Quoto la tua analisi "marxiana" :lol: ,la vera battaglia è per l'egemonia economica mondiale e in questa guerra globale Eurolandia è solo apparentemente unita e affratellata , in realta percorsa all'intermo da venti gelidi e bufere e lotte intestine per decidere chi comanda. In questo modo non riesce a presentarsi coesa sulla scenario economico mondiale , dove avrebbe dalla sua un bacino di più di 200.000.000 di abitanti e consumatori , ma ai quali non sa dare efficace protezione e cittadinanza e solo una moneta fittizia non difesa da alcuna banca centrale.
Certo i tedeschi non sono più bravi solo a costruire automobili di qualità e remunerative , ma anche a tessere tele politiche e mediatiche per stabilire e imporre agli altri stati , Italia in primis, il loro imperio o Sacro Impero industriale diretto da sua maestà Angela Merkel .

Automobili remunerative può darsi... "di qualità" relativamente forse rende meglio l'idea...no? ;)

Bisogna dare a Cesare quel che è di Cesare , anzi ad Angela quel che è di Angela , le auto progettate nella nazione dove lei regna , sono di qualità oltrechè remunerative . Sono passati quasi 40 anni da quando l'Avvocato nostro pensava a nuovi modelli di sviluppo , diversi dall'auto , mentre in Germania si tirava diritto e si lavorava duro al miglioramento di qualità ed affidabilità ed oggi le auto tedesche sono note in tutto il mondo per le loro doti , mentre le italiane , piccole a parte, si sono semplicemente ....estinte.
Provando la nuova Bmw serie 1 , pur oggetto di critica per estetica e prezzo , ci si rende conto del lavoro svolto in questi anni dai tecnici tedeschi e del gap con il resto della produzione non solo italiana , ma europea.
 
Il video di Sallusti riguardo l'editoriale

http://www.ilgiornale.it/video/il_video_sallusti_der_spiegel/id=sallusti_editoriale
 
_Ulisse_ ha scritto:
billarini ha scritto:
ovviamente sallusti e company sono già stati crocifissi da italianissimi commenti indignati...

quando un titolo del genere..x quanto pesante...sarebbe dovuto campeggiare su tutti i giornali italiani vernacoliere compreso....

non siamo mai coesi nel dare pan x focaccia a chi ci insulta...come sempre...

Se fossimo coesi boicotteremmo i prodotti tedeschi, invece chissa quanti italiani OGGI hanno comprato un auto tedesca :rolleyes:
E chissà quanti tedeschi, nonostante le sciocchezze pubblicate da qualche giornalista loro connazionale, hanno comprato prodotti italiani, auto comprese.
 
Corazon Habanero ha scritto:
_Ulisse_ ha scritto:
billarini ha scritto:
ovviamente sallusti e company sono già stati crocifissi da italianissimi commenti indignati...

quando un titolo del genere..x quanto pesante...sarebbe dovuto campeggiare su tutti i giornali italiani vernacoliere compreso....

Compito:
Rispondi in base al brano sulla discussione tra Italia e Germania:
(a) Di quanti abitanti e consumatori disporrebbe Eurolandia secondo il primo intervento?
(b) Quanti anni sono passati da quando "l'Avvocato nostro pensava a nuovi modelli di sviluppo"?
(c) Quale modello di auto viene provato, pur "oggetto di critica per estetica e prezzo"?
Le voci di dati riportate di seguito non hanno alcun legame con il brano.

Voci di dati salvate
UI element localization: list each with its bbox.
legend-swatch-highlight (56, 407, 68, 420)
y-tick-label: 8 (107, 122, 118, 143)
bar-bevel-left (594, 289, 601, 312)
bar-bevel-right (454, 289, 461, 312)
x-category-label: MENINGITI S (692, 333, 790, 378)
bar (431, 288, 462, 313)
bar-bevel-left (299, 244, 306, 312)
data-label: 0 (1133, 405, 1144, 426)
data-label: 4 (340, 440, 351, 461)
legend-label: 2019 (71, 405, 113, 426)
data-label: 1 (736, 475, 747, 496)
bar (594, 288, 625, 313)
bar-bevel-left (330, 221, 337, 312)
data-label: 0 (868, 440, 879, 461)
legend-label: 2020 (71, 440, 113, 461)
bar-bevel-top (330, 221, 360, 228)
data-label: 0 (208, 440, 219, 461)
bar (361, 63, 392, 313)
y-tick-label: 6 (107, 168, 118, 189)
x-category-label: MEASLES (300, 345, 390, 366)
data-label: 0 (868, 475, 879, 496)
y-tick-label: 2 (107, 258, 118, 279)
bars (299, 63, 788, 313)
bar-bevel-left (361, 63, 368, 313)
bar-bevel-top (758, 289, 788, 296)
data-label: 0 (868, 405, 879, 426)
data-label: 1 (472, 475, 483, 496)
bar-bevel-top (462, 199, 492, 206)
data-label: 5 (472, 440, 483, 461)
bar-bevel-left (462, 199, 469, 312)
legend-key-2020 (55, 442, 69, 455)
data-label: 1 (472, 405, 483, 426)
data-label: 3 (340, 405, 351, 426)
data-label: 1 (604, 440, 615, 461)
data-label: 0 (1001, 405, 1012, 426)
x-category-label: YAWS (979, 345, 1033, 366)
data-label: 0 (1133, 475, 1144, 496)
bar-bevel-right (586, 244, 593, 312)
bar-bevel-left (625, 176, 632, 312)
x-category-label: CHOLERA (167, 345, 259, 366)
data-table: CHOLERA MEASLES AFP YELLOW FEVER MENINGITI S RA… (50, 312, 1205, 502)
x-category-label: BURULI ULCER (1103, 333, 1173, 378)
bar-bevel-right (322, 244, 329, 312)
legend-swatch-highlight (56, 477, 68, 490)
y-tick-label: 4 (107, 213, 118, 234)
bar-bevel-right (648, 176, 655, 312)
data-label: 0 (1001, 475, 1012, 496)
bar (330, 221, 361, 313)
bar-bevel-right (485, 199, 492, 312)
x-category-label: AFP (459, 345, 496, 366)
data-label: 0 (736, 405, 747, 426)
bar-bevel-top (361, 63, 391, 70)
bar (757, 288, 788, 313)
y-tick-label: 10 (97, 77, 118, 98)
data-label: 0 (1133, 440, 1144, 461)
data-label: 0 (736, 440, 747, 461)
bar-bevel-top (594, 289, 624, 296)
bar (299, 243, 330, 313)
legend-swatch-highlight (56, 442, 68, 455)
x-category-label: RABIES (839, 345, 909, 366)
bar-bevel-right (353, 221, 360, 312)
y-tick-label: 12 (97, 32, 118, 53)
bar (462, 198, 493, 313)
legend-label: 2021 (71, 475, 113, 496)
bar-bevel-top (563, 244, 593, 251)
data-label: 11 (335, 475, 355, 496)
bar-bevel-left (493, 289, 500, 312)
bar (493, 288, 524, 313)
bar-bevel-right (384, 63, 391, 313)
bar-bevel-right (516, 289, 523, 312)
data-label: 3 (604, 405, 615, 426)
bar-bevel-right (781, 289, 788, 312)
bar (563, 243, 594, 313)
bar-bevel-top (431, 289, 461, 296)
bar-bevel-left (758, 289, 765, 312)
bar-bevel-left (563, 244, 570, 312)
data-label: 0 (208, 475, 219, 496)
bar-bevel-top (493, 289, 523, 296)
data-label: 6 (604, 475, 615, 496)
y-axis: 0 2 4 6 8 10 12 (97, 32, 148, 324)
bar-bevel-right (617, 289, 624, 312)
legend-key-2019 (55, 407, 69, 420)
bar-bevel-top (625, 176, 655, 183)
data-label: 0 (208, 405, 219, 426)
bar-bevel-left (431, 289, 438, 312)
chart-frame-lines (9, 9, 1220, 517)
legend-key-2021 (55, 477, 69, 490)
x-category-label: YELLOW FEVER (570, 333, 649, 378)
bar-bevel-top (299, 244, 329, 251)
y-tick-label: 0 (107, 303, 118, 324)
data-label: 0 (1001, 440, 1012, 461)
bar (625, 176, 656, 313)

Risultato:
(a) Più di 200.000.000.
(b) Quasi 40 anni.
(c) La nuova Bmw serie 1.